Excerpt to read
__________________________________________________
The Liberals have provided much more amicable words so far with foreign relations. Whether they provide any real actual fresh change is yet to be seen.
Sometimes my writing is reactive rather than proactive, but when the new government is just starting up is a great time to be proactive. The Liberals promised change and domestically—so far—seem to be living up to that change. What the future holds for foreign policy is yet to be determined, but as Canada has always been subservient to the U.S. and NATO, I hold little prospect for real change in that area.
While the warships agenda could fall under many different file headings—economy, security, coast guard, military—the big question overall is simply, why?
Does Canada need a navy at all? Who is going to attack Canada? Okay, I hear your replies already, the standard meme about ‘fighting them over there so we don’t have to fight them here,’ the standard anti-terror response. Unfortunately by ‘fighting them over there’, by supporting U.S. military actions intended to control resources and resource revenues—e.g. the petrodollar and it global reserve currency status—we are simply creating more chaos and more ‘terrorists’, more blowback.
__________________________________________________
Given entries
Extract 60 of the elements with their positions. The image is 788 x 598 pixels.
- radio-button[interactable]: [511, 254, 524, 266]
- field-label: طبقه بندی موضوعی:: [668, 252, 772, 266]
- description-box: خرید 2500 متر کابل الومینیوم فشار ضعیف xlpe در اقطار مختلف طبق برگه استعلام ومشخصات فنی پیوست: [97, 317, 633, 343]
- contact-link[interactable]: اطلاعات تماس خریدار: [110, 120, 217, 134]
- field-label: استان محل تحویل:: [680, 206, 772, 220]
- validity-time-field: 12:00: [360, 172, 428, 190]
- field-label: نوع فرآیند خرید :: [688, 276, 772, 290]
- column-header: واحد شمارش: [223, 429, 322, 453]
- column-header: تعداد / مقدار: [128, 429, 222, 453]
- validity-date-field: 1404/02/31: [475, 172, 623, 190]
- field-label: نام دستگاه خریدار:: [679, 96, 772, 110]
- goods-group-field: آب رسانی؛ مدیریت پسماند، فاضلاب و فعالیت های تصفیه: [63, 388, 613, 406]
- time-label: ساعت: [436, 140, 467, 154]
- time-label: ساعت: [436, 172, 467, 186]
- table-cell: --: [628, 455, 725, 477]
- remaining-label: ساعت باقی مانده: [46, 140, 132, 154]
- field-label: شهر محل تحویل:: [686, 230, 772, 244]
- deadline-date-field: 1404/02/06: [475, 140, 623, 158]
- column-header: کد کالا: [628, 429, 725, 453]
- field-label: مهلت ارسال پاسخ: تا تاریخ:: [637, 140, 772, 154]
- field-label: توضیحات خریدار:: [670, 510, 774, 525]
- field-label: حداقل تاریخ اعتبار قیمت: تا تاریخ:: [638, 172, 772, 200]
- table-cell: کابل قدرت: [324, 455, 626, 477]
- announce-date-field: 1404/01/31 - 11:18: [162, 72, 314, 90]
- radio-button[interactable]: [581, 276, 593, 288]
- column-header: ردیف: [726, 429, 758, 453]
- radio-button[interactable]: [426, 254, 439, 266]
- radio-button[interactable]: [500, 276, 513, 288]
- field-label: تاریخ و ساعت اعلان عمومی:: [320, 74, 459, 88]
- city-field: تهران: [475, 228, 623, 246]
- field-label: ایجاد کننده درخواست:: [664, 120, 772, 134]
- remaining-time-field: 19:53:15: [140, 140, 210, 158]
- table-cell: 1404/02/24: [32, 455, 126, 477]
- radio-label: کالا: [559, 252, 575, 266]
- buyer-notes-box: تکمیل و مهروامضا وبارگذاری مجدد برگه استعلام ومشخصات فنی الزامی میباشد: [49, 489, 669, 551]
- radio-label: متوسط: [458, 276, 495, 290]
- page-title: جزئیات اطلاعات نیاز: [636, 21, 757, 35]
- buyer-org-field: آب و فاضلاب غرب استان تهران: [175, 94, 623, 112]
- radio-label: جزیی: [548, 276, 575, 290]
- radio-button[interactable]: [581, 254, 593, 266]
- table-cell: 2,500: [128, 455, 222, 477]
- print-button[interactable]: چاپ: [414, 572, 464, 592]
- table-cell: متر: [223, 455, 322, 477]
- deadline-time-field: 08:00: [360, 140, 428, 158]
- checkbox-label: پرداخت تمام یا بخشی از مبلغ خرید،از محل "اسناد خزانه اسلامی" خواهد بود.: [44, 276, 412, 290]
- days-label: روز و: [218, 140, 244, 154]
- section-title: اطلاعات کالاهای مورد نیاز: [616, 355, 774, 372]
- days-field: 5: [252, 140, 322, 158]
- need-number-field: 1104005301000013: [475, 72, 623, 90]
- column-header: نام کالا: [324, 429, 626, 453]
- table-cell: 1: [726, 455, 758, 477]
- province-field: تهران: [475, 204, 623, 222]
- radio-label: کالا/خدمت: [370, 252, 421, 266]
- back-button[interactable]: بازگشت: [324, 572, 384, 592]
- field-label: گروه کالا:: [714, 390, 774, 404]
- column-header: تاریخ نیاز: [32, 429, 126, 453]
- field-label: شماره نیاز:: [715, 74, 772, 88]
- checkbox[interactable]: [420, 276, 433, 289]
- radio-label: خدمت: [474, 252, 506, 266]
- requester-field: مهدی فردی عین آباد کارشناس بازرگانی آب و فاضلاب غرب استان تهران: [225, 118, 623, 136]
__________________________________________________
To be done
Please extend the piece on Canada's navy with the paragraphs that would come next. The entries have no connection to the piece on Canada's navy.

Answer
Another argument is along the line of doing our part to contribute to NATO. But that organization is being used well past its due date (1991, when the Soviet Union collapsed) as an extension of U.S. military control in Europe and projecting into the Middle East and Asia itself. NATO should be disbanded, as Russia, in spite of all the mainstream propaganda, is not a threat—other than to U.S. global hegemony.
Let’s pretend we do need a navy for defense purposes—well and good, but it should be defensively oriented. For $45 billion dollars—and as time goes on more than likely way more than that—much could be done to build and support an effective coast guard system used for civilian purposes, security of our ocean boundaries, and then perhaps the improbable event that anyone would send their navy against Canada.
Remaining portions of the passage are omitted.